START EXCERPTED DATA

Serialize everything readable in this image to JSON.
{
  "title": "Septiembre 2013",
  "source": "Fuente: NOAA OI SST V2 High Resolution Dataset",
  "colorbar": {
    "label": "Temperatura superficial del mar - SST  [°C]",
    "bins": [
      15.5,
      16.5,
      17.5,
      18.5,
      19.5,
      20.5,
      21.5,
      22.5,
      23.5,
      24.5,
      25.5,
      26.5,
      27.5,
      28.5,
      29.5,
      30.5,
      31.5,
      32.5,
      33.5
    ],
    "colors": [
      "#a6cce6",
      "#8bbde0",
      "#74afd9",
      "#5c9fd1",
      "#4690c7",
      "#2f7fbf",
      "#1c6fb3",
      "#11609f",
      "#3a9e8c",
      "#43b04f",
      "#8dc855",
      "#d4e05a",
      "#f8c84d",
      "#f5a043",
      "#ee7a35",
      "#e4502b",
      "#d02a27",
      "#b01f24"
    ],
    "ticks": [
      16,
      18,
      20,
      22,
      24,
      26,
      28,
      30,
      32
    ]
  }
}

END EXCERPTED DATA

Every record above should be copied exactly.

* _CORRECT RESPONSE_:
Serialize everything readable in this image to JSON.
{
  "title": "Septiembre 2013",
  "source": "Fuente: NOAA OI SST V2 High Resolution Dataset",
  "colorbar": {
    "label": "Temperatura superficial del mar - SST  [°C]",
    "bins": [
      15.5,
      16.5,
      17.5,
      18.5,
      19.5,
      20.5,
      21.5,
      22.5,
      23.5,
      24.5,
      25.5,
      26.5,
      27.5,
      28.5,
      29.5,
      30.5,
      31.5,
      32.5,
      33.5
    ],
    "colors": [
      "#a6cce6",
      "#8bbde0",
      "#74afd9",
      "#5c9fd1",
      "#4690c7",
      "#2f7fbf",
      "#1c6fb3",
      "#11609f",
      "#3a9e8c",
      "#43b04f",
      "#8dc855",
      "#d4e05a",
      "#f8c84d",
      "#f5a043",
      "#ee7a35",
      "#e4502b",
      "#d02a27",
      "#b01f24"
    ],
    "ticks": [
      16,
      18,
      20,
      22,
      24,
      26,
      28,
      30,
      32
    ]
  }
}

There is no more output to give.